╭─ Extracted data
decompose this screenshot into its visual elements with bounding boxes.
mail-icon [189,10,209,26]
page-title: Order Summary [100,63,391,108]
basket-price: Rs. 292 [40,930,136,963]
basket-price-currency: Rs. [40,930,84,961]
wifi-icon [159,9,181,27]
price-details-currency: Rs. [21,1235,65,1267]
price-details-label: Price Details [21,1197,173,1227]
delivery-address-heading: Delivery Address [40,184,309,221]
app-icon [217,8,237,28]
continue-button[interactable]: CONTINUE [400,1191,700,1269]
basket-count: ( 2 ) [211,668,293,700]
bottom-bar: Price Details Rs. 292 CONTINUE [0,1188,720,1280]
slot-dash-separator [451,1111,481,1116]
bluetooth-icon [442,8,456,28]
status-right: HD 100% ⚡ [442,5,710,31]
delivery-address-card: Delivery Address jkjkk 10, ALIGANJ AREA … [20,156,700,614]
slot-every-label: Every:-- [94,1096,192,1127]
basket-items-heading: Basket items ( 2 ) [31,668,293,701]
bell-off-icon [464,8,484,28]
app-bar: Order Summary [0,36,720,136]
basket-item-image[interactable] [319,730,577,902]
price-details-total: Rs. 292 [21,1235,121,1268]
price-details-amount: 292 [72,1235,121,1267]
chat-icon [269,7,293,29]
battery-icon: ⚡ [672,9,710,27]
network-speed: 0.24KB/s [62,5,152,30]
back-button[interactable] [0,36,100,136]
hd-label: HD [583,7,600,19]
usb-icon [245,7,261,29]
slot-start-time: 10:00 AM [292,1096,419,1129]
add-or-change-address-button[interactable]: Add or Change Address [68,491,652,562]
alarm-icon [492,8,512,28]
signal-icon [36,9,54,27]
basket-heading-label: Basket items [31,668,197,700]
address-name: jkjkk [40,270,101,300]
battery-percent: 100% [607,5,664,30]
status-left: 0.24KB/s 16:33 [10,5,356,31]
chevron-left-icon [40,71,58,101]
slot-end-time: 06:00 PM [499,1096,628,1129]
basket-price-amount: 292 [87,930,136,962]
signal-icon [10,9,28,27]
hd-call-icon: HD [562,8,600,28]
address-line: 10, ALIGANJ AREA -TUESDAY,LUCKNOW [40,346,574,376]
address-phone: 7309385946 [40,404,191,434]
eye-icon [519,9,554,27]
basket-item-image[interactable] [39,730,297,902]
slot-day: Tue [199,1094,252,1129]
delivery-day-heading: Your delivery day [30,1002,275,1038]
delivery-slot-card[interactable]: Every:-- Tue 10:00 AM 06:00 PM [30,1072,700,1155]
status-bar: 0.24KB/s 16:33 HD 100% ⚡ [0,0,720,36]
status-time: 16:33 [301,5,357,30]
╰─
• [Directive]:
Extract everything from the start of the entries down to the line containing "slot-dash-separator [451,1111,481,1116]", including both ends, and repeat those lines exactly.

• [The reply]:
decompose this screenshot into its visual elements with bounding boxes.
mail-icon [189,10,209,26]
page-title: Order Summary [100,63,391,108]
basket-price: Rs. 292 [40,930,136,963]
basket-price-currency: Rs. [40,930,84,961]
wifi-icon [159,9,181,27]
price-details-currency: Rs. [21,1235,65,1267]
price-details-label: Price Details [21,1197,173,1227]
delivery-address-heading: Delivery Address [40,184,309,221]
app-icon [217,8,237,28]
continue-button[interactable]: CONTINUE [400,1191,700,1269]
basket-count: ( 2 ) [211,668,293,700]
bottom-bar: Price Details Rs. 292 CONTINUE [0,1188,720,1280]
slot-dash-separator [451,1111,481,1116]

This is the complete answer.